- **Brief**: Reproduce all the entries exactly.

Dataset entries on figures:
▬▬▬▬▬▬▬▬▬▬
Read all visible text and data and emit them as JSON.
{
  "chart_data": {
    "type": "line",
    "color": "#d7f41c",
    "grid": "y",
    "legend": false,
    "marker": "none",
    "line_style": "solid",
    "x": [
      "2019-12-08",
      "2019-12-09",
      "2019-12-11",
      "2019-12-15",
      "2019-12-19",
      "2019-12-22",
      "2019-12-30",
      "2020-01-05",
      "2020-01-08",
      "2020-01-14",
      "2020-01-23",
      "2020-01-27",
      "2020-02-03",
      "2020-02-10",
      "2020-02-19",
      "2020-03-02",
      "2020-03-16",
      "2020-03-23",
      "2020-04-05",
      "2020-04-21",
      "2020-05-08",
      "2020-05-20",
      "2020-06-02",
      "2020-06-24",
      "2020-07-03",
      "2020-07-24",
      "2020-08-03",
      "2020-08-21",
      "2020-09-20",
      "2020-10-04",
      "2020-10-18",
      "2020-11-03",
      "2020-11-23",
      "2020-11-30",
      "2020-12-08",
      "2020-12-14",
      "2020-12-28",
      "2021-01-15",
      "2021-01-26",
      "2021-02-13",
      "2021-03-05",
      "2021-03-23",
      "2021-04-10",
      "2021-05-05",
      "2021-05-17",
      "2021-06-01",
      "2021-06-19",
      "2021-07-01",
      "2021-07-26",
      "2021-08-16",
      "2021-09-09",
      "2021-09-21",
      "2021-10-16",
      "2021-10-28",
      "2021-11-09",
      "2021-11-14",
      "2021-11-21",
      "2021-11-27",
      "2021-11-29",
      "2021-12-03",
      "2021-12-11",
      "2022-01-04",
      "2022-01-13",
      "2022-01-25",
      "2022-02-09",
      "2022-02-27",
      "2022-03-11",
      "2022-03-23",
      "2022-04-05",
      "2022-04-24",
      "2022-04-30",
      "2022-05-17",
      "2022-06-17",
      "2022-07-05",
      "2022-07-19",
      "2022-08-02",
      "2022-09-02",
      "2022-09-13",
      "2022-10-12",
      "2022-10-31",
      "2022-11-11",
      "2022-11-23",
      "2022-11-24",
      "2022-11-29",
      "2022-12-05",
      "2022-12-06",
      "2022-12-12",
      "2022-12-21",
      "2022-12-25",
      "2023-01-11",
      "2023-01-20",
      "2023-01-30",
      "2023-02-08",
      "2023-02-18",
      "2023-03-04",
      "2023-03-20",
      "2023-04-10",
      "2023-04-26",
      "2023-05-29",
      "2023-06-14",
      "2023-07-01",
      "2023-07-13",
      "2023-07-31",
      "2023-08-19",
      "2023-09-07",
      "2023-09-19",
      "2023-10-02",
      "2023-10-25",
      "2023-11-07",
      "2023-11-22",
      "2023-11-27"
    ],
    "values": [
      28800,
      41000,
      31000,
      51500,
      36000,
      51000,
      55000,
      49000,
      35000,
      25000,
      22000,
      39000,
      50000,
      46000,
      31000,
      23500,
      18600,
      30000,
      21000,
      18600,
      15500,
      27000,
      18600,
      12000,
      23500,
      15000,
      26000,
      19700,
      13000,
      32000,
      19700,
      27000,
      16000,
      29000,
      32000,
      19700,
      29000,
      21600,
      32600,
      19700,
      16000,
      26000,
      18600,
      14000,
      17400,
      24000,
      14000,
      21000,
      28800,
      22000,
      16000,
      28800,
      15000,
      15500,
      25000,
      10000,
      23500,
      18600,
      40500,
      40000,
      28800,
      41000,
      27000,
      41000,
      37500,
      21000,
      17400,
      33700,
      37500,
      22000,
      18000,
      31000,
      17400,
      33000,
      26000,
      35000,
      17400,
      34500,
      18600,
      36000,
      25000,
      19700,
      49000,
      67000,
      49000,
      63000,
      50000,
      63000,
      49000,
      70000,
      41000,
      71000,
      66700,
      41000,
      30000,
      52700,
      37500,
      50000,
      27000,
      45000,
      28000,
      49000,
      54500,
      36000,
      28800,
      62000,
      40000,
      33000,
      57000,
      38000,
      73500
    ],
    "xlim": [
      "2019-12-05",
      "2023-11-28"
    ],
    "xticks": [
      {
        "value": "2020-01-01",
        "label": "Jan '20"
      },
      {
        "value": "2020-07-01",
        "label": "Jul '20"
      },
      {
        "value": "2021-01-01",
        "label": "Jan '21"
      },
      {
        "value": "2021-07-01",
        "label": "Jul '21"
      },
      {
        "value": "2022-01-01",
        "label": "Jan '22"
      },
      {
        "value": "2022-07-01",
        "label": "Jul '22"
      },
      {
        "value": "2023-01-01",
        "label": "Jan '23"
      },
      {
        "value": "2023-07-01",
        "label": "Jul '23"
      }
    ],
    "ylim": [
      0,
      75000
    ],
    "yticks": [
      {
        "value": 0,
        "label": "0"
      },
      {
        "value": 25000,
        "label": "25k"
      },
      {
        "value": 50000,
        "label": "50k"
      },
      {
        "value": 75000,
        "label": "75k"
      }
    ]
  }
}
▬▬▬▬▬▬▬▬▬▬
- **Response below**:
Read all visible text and data and emit them as JSON.
{
  "chart_data": {
    "type": "line",
    "color": "#d7f41c",
    "grid": "y",
    "legend": false,
    "marker": "none",
    "line_style": "solid",
    "x": [
      "2019-12-08",
      "2019-12-09",
      "2019-12-11",
      "2019-12-15",
      "2019-12-19",
      "2019-12-22",
      "2019-12-30",
      "2020-01-05",
      "2020-01-08",
      "2020-01-14",
      "2020-01-23",
      "2020-01-27",
      "2020-02-03",
      "2020-02-10",
      "2020-02-19",
      "2020-03-02",
      "2020-03-16",
      "2020-03-23",
      "2020-04-05",
      "2020-04-21",
      "2020-05-08",
      "2020-05-20",
      "2020-06-02",
      "2020-06-24",
      "2020-07-03",
      "2020-07-24",
      "2020-08-03",
      "2020-08-21",
      "2020-09-20",
      "2020-10-04",
      "2020-10-18",
      "2020-11-03",
      "2020-11-23",
      "2020-11-30",
      "2020-12-08",
      "2020-12-14",
      "2020-12-28",
      "2021-01-15",
      "2021-01-26",
      "2021-02-13",
      "2021-03-05",
      "2021-03-23",
      "2021-04-10",
      "2021-05-05",
      "2021-05-17",
      "2021-06-01",
      "2021-06-19",
      "2021-07-01",
      "2021-07-26",
      "2021-08-16",
      "2021-09-09",
      "2021-09-21",
      "2021-10-16",
      "2021-10-28",
      "2021-11-09",
      "2021-11-14",
      "2021-11-21",
      "2021-11-27",
      "2021-11-29",
      "2021-12-03",
      "2021-12-11",
      "2022-01-04",
      "2022-01-13",
      "2022-01-25",
      "2022-02-09",
      "2022-02-27",
      "2022-03-11",
      "2022-03-23",
      "2022-04-05",
      "2022-04-24",
      "2022-04-30",
      "2022-05-17",
      "2022-06-17",
      "2022-07-05",
      "2022-07-19",
      "2022-08-02",
      "2022-09-02",
      "2022-09-13",
      "2022-10-12",
      "2022-10-31",
      "2022-11-11",
      "2022-11-23",
      "2022-11-24",
      "2022-11-29",
      "2022-12-05",
      "2022-12-06",
      "2022-12-12",
      "2022-12-21",
      "2022-12-25",
      "2023-01-11",
      "2023-01-20",
      "2023-01-30",
      "2023-02-08",
      "2023-02-18",
      "2023-03-04",
      "2023-03-20",
      "2023-04-10",
      "2023-04-26",
      "2023-05-29",
      "2023-06-14",
      "2023-07-01",
      "2023-07-13",
      "2023-07-31",
      "2023-08-19",
      "2023-09-07",
      "2023-09-19",
      "2023-10-02",
      "2023-10-25",
      "2023-11-07",
      "2023-11-22",
      "2023-11-27"
    ],
    "values": [
      28800,
      41000,
      31000,
      51500,
      36000,
      51000,
      55000,
      49000,
      35000,
      25000,
      22000,
      39000,
      50000,
      46000,
      31000,
      23500,
      18600,
      30000,
      21000,
      18600,
      15500,
      27000,
      18600,
      12000,
      23500,
      15000,
      26000,
      19700,
      13000,
      32000,
      19700,
      27000,
      16000,
      29000,
      32000,
      19700,
      29000,
      21600,
      32600,
      19700,
      16000,
      26000,
      18600,
      14000,
      17400,
      24000,
      14000,
      21000,
      28800,
      22000,
      16000,
      28800,
      15000,
      15500,
      25000,
      10000,
      23500,
      18600,
      40500,
      40000,
      28800,
      41000,
      27000,
      41000,
      37500,
      21000,
      17400,
      33700,
      37500,
      22000,
      18000,
      31000,
      17400,
      33000,
      26000,
      35000,
      17400,
      34500,
      18600,
      36000,
      25000,
      19700,
      49000,
      67000,
      49000,
      63000,
      50000,
      63000,
      49000,
      70000,
      41000,
      71000,
      66700,
      41000,
      30000,
      52700,
      37500,
      50000,
      27000,
      45000,
      28000,
      49000,
      54500,
      36000,
      28800,
      62000,
      40000,
      33000,
      57000,
      38000,
      73500
    ],
    "xlim": [
      "2019-12-05",
      "2023-11-28"
    ],
    "xticks": [
      {
        "value": "2020-01-01",
        "label": "Jan '20"
      },
      {
        "value": "2020-07-01",
        "label": "Jul '20"
      },
      {
        "value": "2021-01-01",
        "label": "Jan '21"
      },
      {
        "value": "2021-07-01",
        "label": "Jul '21"
      },
      {
        "value": "2022-01-01",
        "label": "Jan '22"
      },
      {
        "value": "2022-07-01",
        "label": "Jul '22"
      },
      {
        "value": "2023-01-01",
        "label": "Jan '23"
      },
      {
        "value": "2023-07-01",
        "label": "Jul '23"
      }
    ],
    "ylim": [
      0,
      75000
    ],
    "yticks": [
      {
        "value": 0,
        "label": "0"
      },
      {
        "value": 25000,
        "label": "25k"
      },
      {
        "value": 50000,
        "label": "50k"
      },
      {
        "value": 75000,
        "label": "75k"
      }
    ]
  }
}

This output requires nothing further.